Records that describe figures
────────────────

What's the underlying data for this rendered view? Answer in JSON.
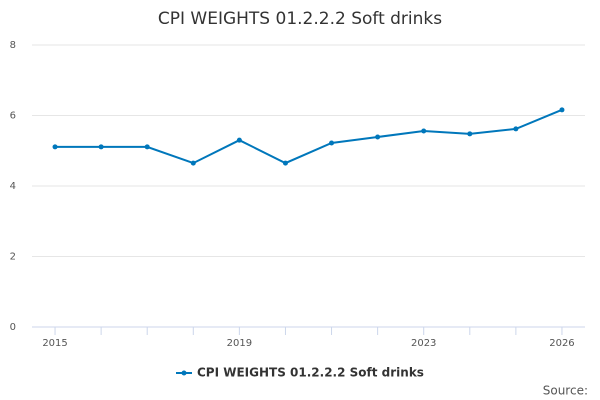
{
  "chart_data": {
    "type": "line",
    "title": "CPI WEIGHTS 01.2.2.2 Soft drinks",
    "x": [
      2015,
      2016,
      2017,
      2018,
      2019,
      2020,
      2021,
      2022,
      2023,
      2024,
      2025,
      2026
    ],
    "series": [
      {
        "name": "CPI WEIGHTS 01.2.2.2 Soft drinks",
        "color": "#0077bb",
        "values": [
          5.11,
          5.11,
          5.11,
          4.65,
          5.3,
          4.65,
          5.22,
          5.39,
          5.56,
          5.48,
          5.62,
          6.16
        ]
      }
    ],
    "xlim": [
      2014.5,
      2026.5
    ],
    "xticks": [
      2015,
      2019,
      2023,
      2026
    ],
    "ylim": [
      0,
      8
    ],
    "yticks": [
      0,
      2,
      4,
      6,
      8
    ],
    "grid": true,
    "legend": "bottom",
    "source": "Source:"
  }
}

────────────────

### WHAT TO WORK ON
Repeat the material above verbatim, with no pictures in the output.

### OUTPUT BELOW
What's the underlying data for this rendered view? Answer in JSON.
{
  "chart_data": {
    "type": "line",
    "title": "CPI WEIGHTS 01.2.2.2 Soft drinks",
    "x": [
      2015,
      2016,
      2017,
      2018,
      2019,
      2020,
      2021,
      2022,
      2023,
      2024,
      2025,
      2026
    ],
    "series": [
      {
        "name": "CPI WEIGHTS 01.2.2.2 Soft drinks",
        "color": "#0077bb",
        "values": [
          5.11,
          5.11,
          5.11,
          4.65,
          5.3,
          4.65,
          5.22,
          5.39,
          5.56,
          5.48,
          5.62,
          6.16
        ]
      }
    ],
    "xlim": [
      2014.5,
      2026.5
    ],
    "xticks": [
      2015,
      2019,
      2023,
      2026
    ],
    "ylim": [
      0,
      8
    ],
    "yticks": [
      0,
      2,
      4,
      6,
      8
    ],
    "grid": true,
    "legend": "bottom",
    "source": "Source:"
  }
}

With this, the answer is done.